Task material »
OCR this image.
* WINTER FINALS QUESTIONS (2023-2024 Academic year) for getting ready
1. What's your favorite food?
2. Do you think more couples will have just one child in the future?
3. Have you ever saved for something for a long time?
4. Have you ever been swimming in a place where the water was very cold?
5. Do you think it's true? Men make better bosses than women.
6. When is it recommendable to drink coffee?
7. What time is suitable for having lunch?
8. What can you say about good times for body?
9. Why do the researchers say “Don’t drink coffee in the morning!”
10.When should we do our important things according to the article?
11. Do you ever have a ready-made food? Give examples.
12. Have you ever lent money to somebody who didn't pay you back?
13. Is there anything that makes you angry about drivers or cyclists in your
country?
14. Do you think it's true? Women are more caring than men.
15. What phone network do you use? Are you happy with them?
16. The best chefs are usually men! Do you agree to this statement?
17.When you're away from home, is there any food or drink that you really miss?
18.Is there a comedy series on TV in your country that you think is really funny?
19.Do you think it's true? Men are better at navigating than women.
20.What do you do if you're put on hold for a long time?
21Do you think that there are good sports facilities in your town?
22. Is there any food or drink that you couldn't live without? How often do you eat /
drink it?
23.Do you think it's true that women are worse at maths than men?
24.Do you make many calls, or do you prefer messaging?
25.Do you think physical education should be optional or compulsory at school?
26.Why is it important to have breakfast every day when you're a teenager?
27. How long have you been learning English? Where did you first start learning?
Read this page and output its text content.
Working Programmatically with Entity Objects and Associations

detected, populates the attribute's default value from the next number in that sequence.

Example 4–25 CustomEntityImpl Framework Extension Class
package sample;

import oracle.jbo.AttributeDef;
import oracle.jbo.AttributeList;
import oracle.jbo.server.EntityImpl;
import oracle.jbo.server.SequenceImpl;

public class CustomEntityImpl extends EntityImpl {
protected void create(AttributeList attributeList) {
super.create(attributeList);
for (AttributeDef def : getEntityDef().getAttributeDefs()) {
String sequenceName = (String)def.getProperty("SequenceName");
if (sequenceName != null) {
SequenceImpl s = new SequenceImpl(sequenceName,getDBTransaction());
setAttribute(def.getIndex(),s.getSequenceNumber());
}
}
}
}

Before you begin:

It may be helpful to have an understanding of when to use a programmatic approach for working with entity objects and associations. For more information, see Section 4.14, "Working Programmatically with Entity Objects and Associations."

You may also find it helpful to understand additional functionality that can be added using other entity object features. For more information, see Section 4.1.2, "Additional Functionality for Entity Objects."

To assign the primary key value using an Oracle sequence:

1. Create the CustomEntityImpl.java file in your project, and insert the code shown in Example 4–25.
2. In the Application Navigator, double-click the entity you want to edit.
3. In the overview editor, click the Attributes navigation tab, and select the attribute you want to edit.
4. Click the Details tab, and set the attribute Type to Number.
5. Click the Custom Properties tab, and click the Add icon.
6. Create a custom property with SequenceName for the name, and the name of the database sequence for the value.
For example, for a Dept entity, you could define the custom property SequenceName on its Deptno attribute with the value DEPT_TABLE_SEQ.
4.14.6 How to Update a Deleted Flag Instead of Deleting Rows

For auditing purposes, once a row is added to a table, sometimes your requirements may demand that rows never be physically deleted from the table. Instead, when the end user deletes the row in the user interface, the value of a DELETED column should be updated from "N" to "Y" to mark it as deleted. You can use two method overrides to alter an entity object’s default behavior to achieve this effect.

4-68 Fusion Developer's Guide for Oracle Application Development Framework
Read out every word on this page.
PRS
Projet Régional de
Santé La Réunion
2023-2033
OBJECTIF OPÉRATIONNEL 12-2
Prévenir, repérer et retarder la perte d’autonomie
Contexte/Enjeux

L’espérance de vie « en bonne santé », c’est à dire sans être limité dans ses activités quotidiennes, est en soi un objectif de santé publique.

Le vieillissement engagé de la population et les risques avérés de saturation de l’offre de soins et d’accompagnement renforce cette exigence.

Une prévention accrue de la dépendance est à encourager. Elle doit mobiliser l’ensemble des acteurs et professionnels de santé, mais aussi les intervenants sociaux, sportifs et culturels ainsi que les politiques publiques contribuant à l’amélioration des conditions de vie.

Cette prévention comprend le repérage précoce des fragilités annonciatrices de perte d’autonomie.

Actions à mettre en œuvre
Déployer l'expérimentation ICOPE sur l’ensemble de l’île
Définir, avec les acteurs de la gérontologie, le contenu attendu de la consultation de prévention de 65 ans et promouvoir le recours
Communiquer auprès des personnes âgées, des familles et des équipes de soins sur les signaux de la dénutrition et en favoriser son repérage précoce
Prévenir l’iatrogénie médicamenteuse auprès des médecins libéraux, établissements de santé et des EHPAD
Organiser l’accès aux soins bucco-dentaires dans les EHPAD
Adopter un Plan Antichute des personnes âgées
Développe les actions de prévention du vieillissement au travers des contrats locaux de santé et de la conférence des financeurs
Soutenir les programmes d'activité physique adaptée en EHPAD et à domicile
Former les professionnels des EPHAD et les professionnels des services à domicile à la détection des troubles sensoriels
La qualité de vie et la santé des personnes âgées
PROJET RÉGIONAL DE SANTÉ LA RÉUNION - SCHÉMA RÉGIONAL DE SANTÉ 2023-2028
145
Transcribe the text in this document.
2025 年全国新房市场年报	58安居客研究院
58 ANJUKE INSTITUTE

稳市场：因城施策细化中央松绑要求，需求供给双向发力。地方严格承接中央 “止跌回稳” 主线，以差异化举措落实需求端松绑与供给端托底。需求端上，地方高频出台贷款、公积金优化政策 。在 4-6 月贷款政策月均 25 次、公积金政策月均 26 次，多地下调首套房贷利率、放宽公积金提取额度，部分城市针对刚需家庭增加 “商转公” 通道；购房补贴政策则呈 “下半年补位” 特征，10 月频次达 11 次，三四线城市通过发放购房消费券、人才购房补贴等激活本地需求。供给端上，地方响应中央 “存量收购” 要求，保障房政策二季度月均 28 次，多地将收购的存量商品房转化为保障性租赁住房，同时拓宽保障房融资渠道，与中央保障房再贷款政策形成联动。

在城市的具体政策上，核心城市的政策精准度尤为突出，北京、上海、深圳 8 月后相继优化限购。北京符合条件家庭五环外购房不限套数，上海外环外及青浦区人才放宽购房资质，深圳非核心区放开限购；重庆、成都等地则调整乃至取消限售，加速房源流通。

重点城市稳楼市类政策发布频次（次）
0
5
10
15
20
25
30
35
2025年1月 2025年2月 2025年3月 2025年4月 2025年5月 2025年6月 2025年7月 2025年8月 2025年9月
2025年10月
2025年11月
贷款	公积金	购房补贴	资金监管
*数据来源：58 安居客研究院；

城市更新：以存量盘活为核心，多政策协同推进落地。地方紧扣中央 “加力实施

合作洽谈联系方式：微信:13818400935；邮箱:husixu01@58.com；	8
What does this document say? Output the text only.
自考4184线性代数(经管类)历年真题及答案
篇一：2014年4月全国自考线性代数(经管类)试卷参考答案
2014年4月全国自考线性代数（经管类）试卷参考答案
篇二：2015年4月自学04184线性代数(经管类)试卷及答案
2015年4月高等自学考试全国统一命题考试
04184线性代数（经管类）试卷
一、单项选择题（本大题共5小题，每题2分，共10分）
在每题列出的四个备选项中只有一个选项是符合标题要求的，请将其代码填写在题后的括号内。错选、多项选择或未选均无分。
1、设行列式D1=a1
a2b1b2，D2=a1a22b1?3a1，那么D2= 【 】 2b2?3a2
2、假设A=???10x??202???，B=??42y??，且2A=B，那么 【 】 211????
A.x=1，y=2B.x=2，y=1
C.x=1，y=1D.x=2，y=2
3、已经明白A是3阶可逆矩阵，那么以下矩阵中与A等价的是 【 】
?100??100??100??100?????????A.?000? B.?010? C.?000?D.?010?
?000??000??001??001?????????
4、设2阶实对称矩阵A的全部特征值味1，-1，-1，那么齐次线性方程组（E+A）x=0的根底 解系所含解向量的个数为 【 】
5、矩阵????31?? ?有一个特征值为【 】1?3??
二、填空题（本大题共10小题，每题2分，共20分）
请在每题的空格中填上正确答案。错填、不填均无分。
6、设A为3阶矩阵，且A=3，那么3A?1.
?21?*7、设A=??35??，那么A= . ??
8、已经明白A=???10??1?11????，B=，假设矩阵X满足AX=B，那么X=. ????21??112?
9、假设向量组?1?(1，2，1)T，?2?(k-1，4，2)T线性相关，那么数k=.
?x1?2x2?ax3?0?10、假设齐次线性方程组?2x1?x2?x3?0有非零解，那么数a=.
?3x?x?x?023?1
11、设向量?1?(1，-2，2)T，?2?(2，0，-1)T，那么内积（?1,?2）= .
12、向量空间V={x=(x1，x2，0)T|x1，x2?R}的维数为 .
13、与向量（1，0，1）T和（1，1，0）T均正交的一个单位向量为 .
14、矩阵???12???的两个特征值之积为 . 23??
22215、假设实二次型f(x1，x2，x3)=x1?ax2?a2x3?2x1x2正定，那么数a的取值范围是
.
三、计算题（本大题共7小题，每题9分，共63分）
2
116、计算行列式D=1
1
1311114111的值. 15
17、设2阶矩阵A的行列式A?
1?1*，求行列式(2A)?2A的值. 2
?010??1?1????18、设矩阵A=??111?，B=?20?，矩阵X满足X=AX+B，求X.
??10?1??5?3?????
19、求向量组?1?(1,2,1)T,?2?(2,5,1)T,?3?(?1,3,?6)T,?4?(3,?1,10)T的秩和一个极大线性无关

Given exercise » Work through the data and report how many of its lines hold the word "good", giving only the figure.

The result » 2